# Problem to work on
Pick every line with "Часть" from the material below.

(Collected data)
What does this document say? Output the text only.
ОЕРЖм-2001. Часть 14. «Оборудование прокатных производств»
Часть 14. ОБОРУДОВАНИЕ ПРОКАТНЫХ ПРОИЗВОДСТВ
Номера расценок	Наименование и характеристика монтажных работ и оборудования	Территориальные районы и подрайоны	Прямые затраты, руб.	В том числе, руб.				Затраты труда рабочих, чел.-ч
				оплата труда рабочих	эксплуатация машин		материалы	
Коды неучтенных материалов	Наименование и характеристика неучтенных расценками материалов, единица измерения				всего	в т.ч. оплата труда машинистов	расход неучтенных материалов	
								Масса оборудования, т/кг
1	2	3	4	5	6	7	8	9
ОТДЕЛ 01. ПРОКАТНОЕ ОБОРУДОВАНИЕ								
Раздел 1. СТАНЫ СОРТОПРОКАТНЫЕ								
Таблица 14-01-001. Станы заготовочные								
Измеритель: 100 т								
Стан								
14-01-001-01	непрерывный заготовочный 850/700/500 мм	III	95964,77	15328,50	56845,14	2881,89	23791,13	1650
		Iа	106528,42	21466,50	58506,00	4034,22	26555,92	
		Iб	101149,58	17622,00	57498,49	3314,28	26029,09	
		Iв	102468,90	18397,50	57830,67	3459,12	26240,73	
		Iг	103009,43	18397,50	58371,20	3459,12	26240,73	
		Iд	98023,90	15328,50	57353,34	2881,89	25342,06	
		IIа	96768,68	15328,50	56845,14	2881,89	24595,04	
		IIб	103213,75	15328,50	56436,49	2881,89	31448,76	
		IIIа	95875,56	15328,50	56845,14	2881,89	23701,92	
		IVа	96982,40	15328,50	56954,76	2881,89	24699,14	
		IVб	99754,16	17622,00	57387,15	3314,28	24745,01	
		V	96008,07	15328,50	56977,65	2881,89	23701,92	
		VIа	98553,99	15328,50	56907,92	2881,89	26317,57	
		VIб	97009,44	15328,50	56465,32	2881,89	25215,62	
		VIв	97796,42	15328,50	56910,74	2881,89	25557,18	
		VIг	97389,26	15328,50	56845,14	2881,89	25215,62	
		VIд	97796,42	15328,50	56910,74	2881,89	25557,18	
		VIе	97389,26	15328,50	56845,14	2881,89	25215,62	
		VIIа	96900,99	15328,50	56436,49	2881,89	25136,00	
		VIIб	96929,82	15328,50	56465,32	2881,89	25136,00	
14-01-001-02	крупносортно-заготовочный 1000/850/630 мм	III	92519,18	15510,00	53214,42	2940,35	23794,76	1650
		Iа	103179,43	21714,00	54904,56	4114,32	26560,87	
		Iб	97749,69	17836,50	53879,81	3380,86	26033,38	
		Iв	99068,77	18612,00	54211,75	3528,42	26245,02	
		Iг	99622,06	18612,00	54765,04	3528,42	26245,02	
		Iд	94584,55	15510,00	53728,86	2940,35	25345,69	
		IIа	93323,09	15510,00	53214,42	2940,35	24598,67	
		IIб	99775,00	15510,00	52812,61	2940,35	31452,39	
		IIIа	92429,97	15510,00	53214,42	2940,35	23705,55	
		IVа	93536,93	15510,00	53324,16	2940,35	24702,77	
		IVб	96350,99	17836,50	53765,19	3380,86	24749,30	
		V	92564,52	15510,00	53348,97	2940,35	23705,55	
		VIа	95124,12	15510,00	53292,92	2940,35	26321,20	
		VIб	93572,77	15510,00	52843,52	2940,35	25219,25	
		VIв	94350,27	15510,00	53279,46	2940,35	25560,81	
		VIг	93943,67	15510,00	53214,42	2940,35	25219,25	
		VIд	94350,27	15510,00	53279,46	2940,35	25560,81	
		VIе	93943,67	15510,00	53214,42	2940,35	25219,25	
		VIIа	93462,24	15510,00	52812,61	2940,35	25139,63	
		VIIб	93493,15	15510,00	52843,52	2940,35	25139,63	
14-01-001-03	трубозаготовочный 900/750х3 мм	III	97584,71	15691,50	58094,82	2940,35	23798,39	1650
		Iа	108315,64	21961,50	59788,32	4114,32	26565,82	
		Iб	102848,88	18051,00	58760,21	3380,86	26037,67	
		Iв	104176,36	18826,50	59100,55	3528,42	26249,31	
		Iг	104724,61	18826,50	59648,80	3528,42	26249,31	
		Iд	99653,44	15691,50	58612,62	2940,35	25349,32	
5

# Exercise result
ОЕРЖм-2001. Часть 14. «Оборудование прокатных производств»
Часть 14. ОБОРУДОВАНИЕ ПРОКАТНЫХ ПРОИЗВОДСТВ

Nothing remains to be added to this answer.